● **Text shown**:

------------------------------

Redshanks and the Colchester Siege

 

Flag_of_Ulster.svgBy November 1688, Enniskillen and Derry were the two garrisons in Ulster that were not wholly loyal to King James. The elderly Alexander MacDonnell, 3rd Earl of Antrim, was ordered to replace them with a more trustworthy force – about 1,200 Scottish Catholic “Redshanks” then set out for Derry. On 7 December, with the army a short distance away, thirteen apprentice boys seized the city keys and locked the gates…

Forty years prior…

The siege of Colchester occurred in the summer of 1648 when the English Civil War reignited in several areas of Britain. Colchester found itself in the thick of the unrest when a Royalist army on its way through East Anglia to raise support for the King, was attacked by Lord-General Thomas Fairfax at the head of a Parliamentary force. The initial Parliamentary attack forced the Royalist army to retreat behind the town’s walls but was unable to bring about victory, so settled down to a siege. Despite the horrors of the siege, the Royalists resisted for eleven weeks and only surrendered following the defeat of the Royalist army in the North of England at the Battle of Preston (1648).
On 21 May 1648 the county of Kent rose in revolt against Parliament. Lord-General Fairfax led Parliamentary forces to Maidstone and on 1 June recaptured the town. Remnants of the Royalist forces commanded by the Earl of Norwich fled the county to join the revolt in Essex.

------------------------------

● **Required work**:
1. Extract from the Colchester siege text the passage starting at "On 21 May 1648" and ending at "revolt in Essex.".
2. Summarize the Colchester siege text in two sentences.
The entries have no connection to the Colchester siege text.

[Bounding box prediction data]
------------------------------

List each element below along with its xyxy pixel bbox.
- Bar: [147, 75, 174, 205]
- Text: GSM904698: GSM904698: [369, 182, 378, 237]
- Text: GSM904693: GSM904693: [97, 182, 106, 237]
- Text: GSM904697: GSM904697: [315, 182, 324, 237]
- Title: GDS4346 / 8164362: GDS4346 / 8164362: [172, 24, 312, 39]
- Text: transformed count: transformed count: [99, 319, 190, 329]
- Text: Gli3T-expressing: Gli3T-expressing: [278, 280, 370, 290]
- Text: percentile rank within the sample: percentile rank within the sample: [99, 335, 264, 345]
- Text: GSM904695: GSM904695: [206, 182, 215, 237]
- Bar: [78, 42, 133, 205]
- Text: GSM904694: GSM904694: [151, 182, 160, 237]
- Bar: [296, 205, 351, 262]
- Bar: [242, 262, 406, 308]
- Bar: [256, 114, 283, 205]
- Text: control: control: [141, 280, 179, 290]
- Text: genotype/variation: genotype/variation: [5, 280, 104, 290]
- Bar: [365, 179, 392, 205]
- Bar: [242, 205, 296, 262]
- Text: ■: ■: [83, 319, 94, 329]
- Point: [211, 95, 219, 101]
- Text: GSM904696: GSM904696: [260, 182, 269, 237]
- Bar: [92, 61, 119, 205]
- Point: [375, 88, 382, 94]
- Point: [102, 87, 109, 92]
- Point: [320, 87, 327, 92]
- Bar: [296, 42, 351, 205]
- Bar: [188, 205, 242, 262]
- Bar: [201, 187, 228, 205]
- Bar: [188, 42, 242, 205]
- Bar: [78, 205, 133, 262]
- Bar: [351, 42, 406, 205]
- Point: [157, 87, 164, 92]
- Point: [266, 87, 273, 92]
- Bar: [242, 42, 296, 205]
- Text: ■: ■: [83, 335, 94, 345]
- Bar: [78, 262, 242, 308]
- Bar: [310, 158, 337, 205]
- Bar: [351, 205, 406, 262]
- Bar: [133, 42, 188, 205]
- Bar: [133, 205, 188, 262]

------------------------------

● **Solutions to each task**:
1.
On 21 May 1648 the county of Kent rose in revolt against Parliament. Lord-General Fairfax led Parliamentary forces to Maidstone and on 1 June recaptured the town. Remnants of the Royalist forces commanded by the Earl of Norwich fled the county to join the revolt in Essex.

2. By November 1688, Enniskillen and Derry were the two Ulster garrisons not wholly loyal to King James, and on 7 December, with about 1,200 Scottish Catholic "Redshanks" a short distance away, thirteen apprentice boys seized Derry's keys and locked the gates. Forty years earlier, in 1648, a Royalist army attacked by Lord-General Thomas Fairfax retreated behind Colchester's walls and held out for eleven weeks, surrendering only after the Royalist defeat at the Battle of Preston.